**Exercise data:**
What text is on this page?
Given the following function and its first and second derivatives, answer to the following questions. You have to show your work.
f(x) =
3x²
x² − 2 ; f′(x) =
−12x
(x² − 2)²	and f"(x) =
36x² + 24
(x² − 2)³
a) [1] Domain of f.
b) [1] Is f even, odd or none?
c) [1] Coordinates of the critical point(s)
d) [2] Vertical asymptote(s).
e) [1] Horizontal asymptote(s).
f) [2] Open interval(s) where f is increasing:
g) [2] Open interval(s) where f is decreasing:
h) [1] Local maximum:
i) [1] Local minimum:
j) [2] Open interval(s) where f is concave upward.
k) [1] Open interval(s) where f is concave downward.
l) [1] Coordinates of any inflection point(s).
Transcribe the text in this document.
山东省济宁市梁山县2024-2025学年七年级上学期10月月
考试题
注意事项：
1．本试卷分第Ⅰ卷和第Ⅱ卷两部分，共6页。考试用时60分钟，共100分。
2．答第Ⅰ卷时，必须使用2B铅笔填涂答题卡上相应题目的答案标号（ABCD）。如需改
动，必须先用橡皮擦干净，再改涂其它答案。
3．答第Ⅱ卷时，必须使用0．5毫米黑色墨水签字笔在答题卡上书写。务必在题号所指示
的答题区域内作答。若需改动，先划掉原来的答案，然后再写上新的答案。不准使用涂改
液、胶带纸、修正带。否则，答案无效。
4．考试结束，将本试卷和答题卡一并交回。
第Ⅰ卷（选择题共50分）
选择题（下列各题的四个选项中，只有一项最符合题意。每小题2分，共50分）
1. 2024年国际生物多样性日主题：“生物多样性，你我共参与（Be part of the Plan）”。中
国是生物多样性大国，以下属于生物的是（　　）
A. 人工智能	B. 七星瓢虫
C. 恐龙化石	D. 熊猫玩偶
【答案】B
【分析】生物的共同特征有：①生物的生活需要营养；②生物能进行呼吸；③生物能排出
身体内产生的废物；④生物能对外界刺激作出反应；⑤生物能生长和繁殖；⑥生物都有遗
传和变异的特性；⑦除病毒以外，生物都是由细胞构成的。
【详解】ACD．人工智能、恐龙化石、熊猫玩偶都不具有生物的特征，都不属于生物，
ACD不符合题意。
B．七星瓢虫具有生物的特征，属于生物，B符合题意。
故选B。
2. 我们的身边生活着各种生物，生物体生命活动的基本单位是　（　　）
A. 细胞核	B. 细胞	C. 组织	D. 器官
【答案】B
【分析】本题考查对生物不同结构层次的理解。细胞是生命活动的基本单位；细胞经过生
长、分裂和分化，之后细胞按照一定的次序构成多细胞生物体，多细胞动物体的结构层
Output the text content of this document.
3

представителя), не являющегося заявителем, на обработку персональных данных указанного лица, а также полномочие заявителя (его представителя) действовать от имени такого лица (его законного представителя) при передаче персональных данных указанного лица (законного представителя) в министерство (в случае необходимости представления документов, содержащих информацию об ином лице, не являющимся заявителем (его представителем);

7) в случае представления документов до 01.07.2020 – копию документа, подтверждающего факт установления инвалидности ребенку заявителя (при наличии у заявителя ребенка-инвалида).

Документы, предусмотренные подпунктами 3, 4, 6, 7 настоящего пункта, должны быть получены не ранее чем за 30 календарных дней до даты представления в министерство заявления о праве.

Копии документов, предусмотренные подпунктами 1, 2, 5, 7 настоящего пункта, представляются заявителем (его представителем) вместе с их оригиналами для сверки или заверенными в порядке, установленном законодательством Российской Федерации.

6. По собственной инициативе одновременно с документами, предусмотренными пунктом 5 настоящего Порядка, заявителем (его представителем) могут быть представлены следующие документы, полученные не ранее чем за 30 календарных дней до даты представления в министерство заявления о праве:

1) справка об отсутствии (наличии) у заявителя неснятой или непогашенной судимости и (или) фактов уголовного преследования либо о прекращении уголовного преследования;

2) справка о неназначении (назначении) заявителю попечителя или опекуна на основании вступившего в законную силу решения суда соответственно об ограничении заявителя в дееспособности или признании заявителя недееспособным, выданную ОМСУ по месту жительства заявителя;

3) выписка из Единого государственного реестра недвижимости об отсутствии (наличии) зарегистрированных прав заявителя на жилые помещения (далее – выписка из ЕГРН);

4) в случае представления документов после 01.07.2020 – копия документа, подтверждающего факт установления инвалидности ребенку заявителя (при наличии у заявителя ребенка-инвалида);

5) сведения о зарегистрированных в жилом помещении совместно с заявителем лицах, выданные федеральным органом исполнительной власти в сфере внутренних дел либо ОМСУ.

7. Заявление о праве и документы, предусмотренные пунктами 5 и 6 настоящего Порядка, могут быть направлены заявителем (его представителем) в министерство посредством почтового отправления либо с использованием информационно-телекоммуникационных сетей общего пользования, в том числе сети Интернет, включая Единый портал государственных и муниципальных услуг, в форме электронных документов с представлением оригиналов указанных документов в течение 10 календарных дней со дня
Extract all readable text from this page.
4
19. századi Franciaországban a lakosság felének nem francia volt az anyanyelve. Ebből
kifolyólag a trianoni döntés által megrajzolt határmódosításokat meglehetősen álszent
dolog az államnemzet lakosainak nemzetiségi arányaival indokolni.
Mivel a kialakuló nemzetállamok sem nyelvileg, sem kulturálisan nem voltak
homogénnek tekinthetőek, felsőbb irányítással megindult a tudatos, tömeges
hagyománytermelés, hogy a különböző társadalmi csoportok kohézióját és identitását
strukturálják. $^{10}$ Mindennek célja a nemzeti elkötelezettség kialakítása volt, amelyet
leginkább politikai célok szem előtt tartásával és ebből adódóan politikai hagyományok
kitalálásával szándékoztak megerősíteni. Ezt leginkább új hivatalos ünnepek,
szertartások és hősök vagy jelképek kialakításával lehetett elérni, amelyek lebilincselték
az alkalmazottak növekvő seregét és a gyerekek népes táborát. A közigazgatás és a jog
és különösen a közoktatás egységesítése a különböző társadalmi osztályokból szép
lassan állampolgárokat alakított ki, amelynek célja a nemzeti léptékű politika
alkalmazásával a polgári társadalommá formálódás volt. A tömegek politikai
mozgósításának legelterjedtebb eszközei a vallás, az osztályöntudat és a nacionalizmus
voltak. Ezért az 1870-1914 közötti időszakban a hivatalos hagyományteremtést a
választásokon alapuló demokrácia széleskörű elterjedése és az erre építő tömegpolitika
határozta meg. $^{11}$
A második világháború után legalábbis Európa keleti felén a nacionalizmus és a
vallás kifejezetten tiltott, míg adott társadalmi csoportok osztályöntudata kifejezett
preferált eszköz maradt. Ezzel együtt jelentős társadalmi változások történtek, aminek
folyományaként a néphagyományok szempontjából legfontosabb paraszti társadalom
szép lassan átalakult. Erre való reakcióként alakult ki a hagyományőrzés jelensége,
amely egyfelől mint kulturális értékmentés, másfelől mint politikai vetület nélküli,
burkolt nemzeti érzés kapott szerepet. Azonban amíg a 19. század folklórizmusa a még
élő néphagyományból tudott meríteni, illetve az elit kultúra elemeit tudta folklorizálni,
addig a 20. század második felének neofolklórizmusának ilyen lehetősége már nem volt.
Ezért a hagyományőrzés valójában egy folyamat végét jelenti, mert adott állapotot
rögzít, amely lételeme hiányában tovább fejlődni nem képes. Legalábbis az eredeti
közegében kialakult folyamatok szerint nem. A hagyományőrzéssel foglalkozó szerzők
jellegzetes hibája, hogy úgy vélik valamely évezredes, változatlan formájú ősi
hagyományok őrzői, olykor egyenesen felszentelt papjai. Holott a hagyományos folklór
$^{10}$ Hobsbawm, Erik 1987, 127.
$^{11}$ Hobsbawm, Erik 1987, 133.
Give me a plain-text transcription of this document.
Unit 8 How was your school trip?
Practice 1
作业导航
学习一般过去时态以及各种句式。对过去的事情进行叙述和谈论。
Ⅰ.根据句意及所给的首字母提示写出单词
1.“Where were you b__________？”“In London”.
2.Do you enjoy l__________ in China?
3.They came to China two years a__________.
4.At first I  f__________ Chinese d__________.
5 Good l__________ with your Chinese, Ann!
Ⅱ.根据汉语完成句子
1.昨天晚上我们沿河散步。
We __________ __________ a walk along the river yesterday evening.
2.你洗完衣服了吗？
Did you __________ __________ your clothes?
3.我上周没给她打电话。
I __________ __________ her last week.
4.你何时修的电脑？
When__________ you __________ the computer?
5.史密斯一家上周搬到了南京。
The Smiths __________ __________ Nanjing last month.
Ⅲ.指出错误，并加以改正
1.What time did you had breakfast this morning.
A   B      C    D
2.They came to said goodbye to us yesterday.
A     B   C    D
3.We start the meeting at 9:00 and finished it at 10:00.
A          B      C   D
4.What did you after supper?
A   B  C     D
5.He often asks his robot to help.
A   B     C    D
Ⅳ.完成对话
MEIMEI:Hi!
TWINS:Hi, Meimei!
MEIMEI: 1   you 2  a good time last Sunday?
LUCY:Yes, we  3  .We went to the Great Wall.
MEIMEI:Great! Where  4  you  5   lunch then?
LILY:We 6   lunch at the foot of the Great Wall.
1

**Instruction:**
Scan the listing above and copy all lines containing the word "инвалидности".

**Answer for this exercise:**
7) в случае представления документов до 01.07.2020 – копию документа, подтверждающего факт установления инвалидности ребенку заявителя (при наличии у заявителя ребенка-инвалида).
4) в случае представления документов после 01.07.2020 – копия документа, подтверждающего факт установления инвалидности ребенку заявителя (при наличии у заявителя ребенка-инвалида);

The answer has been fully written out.